:: DATA FOR THIS TASK

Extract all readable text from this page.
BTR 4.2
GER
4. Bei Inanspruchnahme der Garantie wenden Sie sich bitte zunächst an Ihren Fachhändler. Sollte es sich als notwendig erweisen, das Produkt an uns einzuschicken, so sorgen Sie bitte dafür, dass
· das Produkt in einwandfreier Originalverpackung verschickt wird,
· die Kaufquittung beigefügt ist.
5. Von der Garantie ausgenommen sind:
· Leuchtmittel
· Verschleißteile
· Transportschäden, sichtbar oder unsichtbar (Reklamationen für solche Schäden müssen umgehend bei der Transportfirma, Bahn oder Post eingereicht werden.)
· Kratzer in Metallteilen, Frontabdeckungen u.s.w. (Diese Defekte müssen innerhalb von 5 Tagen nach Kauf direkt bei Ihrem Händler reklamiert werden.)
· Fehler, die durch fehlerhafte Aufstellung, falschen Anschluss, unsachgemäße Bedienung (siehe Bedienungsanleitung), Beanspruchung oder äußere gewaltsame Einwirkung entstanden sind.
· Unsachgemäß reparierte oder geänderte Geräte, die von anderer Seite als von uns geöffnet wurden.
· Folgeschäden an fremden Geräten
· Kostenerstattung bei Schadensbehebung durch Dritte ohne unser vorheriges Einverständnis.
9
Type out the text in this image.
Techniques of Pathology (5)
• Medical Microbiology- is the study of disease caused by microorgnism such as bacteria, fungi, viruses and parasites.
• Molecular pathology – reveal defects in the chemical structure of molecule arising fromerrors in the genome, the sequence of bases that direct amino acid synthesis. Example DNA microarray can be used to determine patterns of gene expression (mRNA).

::::

- _BRIEF_
In full and without edits, return the listing.

- _OUTPUT_
Extract all readable text from this page.
BTR 4.2
GER
4. Bei Inanspruchnahme der Garantie wenden Sie sich bitte zunächst an Ihren Fachhändler. Sollte es sich als notwendig erweisen, das Produkt an uns einzuschicken, so sorgen Sie bitte dafür, dass
· das Produkt in einwandfreier Originalverpackung verschickt wird,
· die Kaufquittung beigefügt ist.
5. Von der Garantie ausgenommen sind:
· Leuchtmittel
· Verschleißteile
· Transportschäden, sichtbar oder unsichtbar (Reklamationen für solche Schäden müssen umgehend bei der Transportfirma, Bahn oder Post eingereicht werden.)
· Kratzer in Metallteilen, Frontabdeckungen u.s.w. (Diese Defekte müssen innerhalb von 5 Tagen nach Kauf direkt bei Ihrem Händler reklamiert werden.)
· Fehler, die durch fehlerhafte Aufstellung, falschen Anschluss, unsachgemäße Bedienung (siehe Bedienungsanleitung), Beanspruchung oder äußere gewaltsame Einwirkung entstanden sind.
· Unsachgemäß reparierte oder geänderte Geräte, die von anderer Seite als von uns geöffnet wurden.
· Folgeschäden an fremden Geräten
· Kostenerstattung bei Schadensbehebung durch Dritte ohne unser vorheriges Einverständnis.
9
Type out the text in this image.
Techniques of Pathology (5)
• Medical Microbiology- is the study of disease caused by microorgnism such as bacteria, fungi, viruses and parasites.
• Molecular pathology – reveal defects in the chemical structure of molecule arising fromerrors in the genome, the sequence of bases that direct amino acid synthesis. Example DNA microarray can be used to determine patterns of gene expression (mRNA).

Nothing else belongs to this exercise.